| WHAT YOU HAVE TO DO |
Update the entries below: reproduce every line with "Main Body" replaced by "Main Assembly" and everything else left unchanged.

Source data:

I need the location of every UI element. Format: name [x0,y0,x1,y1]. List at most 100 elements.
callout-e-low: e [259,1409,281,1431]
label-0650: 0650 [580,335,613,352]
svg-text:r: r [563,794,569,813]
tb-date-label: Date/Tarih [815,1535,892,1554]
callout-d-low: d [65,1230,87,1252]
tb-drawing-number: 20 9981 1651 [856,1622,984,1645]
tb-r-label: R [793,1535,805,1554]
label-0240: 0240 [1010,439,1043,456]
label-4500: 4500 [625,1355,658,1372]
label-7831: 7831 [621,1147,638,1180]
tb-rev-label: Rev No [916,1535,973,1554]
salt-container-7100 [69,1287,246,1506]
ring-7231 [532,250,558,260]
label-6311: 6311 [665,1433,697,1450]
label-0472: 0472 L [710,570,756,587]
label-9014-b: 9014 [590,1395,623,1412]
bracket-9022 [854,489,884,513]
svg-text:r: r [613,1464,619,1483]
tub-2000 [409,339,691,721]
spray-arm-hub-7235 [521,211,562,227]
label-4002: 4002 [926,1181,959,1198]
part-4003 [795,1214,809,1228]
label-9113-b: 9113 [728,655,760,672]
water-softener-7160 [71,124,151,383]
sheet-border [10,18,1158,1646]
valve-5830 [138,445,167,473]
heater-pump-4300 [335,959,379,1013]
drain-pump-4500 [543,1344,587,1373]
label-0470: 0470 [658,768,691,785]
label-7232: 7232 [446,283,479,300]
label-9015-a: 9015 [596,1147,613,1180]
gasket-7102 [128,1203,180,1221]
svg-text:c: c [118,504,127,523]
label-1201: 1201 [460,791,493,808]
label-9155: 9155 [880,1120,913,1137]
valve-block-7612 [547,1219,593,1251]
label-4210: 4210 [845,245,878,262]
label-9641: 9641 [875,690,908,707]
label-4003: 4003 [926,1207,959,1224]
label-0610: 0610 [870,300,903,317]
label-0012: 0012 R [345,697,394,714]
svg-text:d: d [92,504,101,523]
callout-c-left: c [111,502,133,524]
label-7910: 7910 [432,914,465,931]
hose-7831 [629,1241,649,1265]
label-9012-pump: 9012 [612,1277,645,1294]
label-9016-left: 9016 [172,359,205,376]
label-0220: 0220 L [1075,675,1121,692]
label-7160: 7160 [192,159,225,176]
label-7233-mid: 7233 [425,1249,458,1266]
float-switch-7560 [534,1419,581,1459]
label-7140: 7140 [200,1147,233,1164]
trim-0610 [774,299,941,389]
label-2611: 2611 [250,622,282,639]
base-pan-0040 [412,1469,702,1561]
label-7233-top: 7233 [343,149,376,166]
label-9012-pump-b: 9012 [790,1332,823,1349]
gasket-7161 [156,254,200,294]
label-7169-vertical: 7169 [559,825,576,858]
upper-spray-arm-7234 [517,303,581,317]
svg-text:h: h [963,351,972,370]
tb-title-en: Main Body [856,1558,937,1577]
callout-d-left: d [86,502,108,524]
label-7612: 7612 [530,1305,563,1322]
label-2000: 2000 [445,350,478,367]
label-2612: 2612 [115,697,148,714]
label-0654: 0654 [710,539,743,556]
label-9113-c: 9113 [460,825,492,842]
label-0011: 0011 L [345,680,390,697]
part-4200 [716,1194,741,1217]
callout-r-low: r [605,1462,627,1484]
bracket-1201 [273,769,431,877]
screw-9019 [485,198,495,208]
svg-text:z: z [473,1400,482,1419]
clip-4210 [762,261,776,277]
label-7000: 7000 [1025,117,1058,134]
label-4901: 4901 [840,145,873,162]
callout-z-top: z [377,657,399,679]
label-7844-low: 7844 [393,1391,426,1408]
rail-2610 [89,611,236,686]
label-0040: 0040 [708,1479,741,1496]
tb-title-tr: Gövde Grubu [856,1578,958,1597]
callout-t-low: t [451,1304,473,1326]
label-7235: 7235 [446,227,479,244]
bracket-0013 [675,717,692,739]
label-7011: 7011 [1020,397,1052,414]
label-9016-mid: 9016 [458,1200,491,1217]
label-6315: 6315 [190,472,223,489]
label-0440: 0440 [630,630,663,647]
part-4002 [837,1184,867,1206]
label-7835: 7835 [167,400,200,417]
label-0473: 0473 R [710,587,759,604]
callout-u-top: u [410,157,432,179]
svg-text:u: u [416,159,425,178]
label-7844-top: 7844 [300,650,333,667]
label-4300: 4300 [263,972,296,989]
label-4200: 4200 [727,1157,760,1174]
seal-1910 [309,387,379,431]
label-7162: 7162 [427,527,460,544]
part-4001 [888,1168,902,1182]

| WRITTEN SOLUTION |
I need the location of every UI element. Format: name [x0,y0,x1,y1]. List at most 100 elements.
callout-e-low: e [259,1409,281,1431]
label-0650: 0650 [580,335,613,352]
svg-text:r: r [563,794,569,813]
tb-date-label: Date/Tarih [815,1535,892,1554]
callout-d-low: d [65,1230,87,1252]
tb-drawing-number: 20 9981 1651 [856,1622,984,1645]
tb-r-label: R [793,1535,805,1554]
label-0240: 0240 [1010,439,1043,456]
label-4500: 4500 [625,1355,658,1372]
label-7831: 7831 [621,1147,638,1180]
tb-rev-label: Rev No [916,1535,973,1554]
salt-container-7100 [69,1287,246,1506]
ring-7231 [532,250,558,260]
label-6311: 6311 [665,1433,697,1450]
label-0472: 0472 L [710,570,756,587]
label-9014-b: 9014 [590,1395,623,1412]
bracket-9022 [854,489,884,513]
svg-text:r: r [613,1464,619,1483]
tub-2000 [409,339,691,721]
spray-arm-hub-7235 [521,211,562,227]
label-4002: 4002 [926,1181,959,1198]
part-4003 [795,1214,809,1228]
label-9113-b: 9113 [728,655,760,672]
water-softener-7160 [71,124,151,383]
sheet-border [10,18,1158,1646]
valve-5830 [138,445,167,473]
heater-pump-4300 [335,959,379,1013]
drain-pump-4500 [543,1344,587,1373]
label-0470: 0470 [658,768,691,785]
label-7232: 7232 [446,283,479,300]
label-9015-a: 9015 [596,1147,613,1180]
gasket-7102 [128,1203,180,1221]
svg-text:c: c [118,504,127,523]
label-1201: 1201 [460,791,493,808]
label-9155: 9155 [880,1120,913,1137]
valve-block-7612 [547,1219,593,1251]
label-4210: 4210 [845,245,878,262]
label-9641: 9641 [875,690,908,707]
label-4003: 4003 [926,1207,959,1224]
label-0610: 0610 [870,300,903,317]
label-0012: 0012 R [345,697,394,714]
svg-text:d: d [92,504,101,523]
callout-c-left: c [111,502,133,524]
label-7910: 7910 [432,914,465,931]
hose-7831 [629,1241,649,1265]
label-9012-pump: 9012 [612,1277,645,1294]
label-9016-left: 9016 [172,359,205,376]
label-0220: 0220 L [1075,675,1121,692]
label-7160: 7160 [192,159,225,176]
label-7233-mid: 7233 [425,1249,458,1266]
float-switch-7560 [534,1419,581,1459]
label-7140: 7140 [200,1147,233,1164]
trim-0610 [774,299,941,389]
label-2611: 2611 [250,622,282,639]
base-pan-0040 [412,1469,702,1561]
label-7233-top: 7233 [343,149,376,166]
label-9012-pump-b: 9012 [790,1332,823,1349]
gasket-7161 [156,254,200,294]
label-7169-vertical: 7169 [559,825,576,858]
upper-spray-arm-7234 [517,303,581,317]
svg-text:h: h [963,351,972,370]
tb-title-en: Main Assembly [856,1558,937,1577]
callout-d-left: d [86,502,108,524]
label-7612: 7612 [530,1305,563,1322]
label-2000: 2000 [445,350,478,367]
label-2612: 2612 [115,697,148,714]
label-0654: 0654 [710,539,743,556]
label-9113-c: 9113 [460,825,492,842]
label-0011: 0011 L [345,680,390,697]
part-4200 [716,1194,741,1217]
callout-r-low: r [605,1462,627,1484]
bracket-1201 [273,769,431,877]
screw-9019 [485,198,495,208]
svg-text:z: z [473,1400,482,1419]
clip-4210 [762,261,776,277]
label-7000: 7000 [1025,117,1058,134]
label-4901: 4901 [840,145,873,162]
callout-z-top: z [377,657,399,679]
label-7844-low: 7844 [393,1391,426,1408]
rail-2610 [89,611,236,686]
label-0040: 0040 [708,1479,741,1496]
tb-title-tr: Gövde Grubu [856,1578,958,1597]
callout-t-low: t [451,1304,473,1326]
label-7235: 7235 [446,227,479,244]
bracket-0013 [675,717,692,739]
label-7011: 7011 [1020,397,1052,414]
label-9016-mid: 9016 [458,1200,491,1217]
label-6315: 6315 [190,472,223,489]
label-0440: 0440 [630,630,663,647]
part-4002 [837,1184,867,1206]
label-7835: 7835 [167,400,200,417]
label-0473: 0473 R [710,587,759,604]
callout-u-top: u [410,157,432,179]
svg-text:u: u [416,159,425,178]
label-7844-top: 7844 [300,650,333,667]
label-4300: 4300 [263,972,296,989]
label-4200: 4200 [727,1157,760,1174]
seal-1910 [309,387,379,431]
label-7162: 7162 [427,527,460,544]
part-4001 [888,1168,902,1182]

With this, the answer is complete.